▶ [Instructions to follow] Find all lines in the listing that include the word "BRADGATE", then copy them.

Chart and figure data:
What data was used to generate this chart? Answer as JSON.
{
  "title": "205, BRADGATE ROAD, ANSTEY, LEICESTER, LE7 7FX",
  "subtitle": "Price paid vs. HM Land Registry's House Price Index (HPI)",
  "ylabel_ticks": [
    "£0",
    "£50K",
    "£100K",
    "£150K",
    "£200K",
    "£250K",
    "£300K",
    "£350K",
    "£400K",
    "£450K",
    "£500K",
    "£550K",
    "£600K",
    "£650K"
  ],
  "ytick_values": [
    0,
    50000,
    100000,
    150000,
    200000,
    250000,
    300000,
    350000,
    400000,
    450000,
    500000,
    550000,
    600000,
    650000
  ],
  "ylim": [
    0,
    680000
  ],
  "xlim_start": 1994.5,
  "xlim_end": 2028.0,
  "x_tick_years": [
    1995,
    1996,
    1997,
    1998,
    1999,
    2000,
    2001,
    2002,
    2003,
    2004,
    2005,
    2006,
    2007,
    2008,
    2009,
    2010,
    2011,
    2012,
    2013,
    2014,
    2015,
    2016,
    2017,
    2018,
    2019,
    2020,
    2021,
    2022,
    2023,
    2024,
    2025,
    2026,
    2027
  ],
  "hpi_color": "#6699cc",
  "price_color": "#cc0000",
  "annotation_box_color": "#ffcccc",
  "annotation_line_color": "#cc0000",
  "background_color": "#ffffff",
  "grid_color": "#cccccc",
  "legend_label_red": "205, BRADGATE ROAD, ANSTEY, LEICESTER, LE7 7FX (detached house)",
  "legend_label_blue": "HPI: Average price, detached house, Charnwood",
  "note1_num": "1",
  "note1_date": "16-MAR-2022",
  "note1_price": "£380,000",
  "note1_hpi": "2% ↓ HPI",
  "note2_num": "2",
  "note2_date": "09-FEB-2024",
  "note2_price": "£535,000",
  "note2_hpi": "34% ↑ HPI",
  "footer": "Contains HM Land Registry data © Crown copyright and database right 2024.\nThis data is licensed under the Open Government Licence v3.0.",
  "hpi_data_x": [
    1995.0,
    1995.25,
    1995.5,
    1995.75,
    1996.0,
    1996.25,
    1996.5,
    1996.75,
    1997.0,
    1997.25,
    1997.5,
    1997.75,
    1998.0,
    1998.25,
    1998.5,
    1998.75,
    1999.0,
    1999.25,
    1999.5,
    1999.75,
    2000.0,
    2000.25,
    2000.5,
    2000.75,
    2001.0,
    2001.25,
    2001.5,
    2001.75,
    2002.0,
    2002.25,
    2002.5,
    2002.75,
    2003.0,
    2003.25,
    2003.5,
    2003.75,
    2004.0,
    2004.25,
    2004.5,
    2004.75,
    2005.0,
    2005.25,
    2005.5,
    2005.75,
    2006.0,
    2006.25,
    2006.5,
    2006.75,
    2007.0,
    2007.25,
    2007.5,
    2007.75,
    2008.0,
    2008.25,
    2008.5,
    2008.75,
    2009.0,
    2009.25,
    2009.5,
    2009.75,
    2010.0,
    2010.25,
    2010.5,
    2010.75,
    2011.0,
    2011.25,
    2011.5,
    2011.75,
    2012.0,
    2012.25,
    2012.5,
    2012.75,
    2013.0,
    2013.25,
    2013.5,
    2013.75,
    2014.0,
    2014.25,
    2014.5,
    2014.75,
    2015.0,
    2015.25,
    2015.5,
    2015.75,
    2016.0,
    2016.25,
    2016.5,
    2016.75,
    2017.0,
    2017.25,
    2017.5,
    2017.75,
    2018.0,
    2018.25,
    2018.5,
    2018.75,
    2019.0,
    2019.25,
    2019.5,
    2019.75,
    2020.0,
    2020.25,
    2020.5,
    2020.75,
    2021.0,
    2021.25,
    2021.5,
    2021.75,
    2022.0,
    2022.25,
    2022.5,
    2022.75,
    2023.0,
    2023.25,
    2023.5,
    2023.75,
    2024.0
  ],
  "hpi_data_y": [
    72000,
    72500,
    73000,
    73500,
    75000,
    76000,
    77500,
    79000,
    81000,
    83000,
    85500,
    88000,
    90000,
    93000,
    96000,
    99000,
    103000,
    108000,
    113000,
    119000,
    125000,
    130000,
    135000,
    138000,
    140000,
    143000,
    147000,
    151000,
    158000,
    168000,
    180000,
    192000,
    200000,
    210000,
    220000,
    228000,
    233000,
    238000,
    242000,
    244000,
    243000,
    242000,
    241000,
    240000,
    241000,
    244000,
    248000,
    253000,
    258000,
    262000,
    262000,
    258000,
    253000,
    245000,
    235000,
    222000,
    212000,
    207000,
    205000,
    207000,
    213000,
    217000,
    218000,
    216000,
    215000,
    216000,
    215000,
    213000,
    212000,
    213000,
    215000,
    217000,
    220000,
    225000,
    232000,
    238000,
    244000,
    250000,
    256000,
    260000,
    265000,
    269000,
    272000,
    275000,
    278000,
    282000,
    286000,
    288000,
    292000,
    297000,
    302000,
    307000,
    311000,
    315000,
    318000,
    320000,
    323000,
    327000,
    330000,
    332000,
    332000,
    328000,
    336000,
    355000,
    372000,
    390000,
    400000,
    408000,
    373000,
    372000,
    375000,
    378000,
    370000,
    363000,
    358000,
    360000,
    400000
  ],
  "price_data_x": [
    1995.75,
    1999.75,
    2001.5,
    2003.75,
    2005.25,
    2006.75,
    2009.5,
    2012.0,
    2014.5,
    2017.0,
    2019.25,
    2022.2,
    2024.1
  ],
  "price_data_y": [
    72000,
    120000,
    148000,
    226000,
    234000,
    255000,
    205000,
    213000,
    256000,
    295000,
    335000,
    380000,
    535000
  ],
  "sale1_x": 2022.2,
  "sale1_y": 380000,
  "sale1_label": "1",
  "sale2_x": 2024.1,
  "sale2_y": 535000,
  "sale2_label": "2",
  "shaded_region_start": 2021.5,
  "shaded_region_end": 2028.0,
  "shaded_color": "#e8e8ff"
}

▶ [Output]
  "title": "205, BRADGATE ROAD, ANSTEY, LEICESTER, LE7 7FX",
  "legend_label_red": "205, BRADGATE ROAD, ANSTEY, LEICESTER, LE7 7FX (detached house)",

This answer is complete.